(Collected data entries)
►

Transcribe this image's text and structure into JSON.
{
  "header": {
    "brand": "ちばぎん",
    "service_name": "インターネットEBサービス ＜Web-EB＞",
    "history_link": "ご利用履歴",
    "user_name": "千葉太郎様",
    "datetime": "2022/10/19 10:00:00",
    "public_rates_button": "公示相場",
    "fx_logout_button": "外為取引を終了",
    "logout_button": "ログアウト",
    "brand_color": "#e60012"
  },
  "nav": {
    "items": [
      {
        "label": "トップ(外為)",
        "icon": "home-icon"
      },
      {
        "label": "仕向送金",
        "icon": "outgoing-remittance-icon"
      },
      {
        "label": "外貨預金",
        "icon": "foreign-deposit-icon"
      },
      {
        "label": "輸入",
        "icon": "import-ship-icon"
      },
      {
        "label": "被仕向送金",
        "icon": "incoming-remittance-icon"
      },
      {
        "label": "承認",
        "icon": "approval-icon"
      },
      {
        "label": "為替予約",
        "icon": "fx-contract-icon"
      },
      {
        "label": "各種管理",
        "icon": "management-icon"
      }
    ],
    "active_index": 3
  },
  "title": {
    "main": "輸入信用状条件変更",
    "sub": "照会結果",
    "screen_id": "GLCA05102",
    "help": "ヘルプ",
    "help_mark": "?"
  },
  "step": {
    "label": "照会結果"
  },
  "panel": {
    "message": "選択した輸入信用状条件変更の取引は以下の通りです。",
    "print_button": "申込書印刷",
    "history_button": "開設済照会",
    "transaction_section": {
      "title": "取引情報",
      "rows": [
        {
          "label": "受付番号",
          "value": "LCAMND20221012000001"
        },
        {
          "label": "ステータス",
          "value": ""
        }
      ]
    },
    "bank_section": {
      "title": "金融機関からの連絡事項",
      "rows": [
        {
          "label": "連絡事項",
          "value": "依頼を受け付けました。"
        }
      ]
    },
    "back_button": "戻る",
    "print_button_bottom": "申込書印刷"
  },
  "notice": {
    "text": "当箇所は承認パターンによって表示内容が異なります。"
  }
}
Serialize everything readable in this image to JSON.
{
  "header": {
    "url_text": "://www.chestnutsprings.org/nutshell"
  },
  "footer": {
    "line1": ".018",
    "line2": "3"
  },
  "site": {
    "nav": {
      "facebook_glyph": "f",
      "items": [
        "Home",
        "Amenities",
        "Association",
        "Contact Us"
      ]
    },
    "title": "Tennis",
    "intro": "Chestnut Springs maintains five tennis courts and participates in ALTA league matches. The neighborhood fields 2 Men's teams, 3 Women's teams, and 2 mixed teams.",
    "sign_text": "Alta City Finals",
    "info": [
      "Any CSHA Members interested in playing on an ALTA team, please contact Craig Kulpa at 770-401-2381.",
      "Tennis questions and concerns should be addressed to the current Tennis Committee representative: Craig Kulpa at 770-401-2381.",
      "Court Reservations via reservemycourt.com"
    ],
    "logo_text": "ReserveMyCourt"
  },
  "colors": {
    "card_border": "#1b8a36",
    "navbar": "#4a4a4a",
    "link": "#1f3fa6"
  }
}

◄

Work to complete: Your answer should be a single number: how many lines in the data above include "this"?

Correct output: 2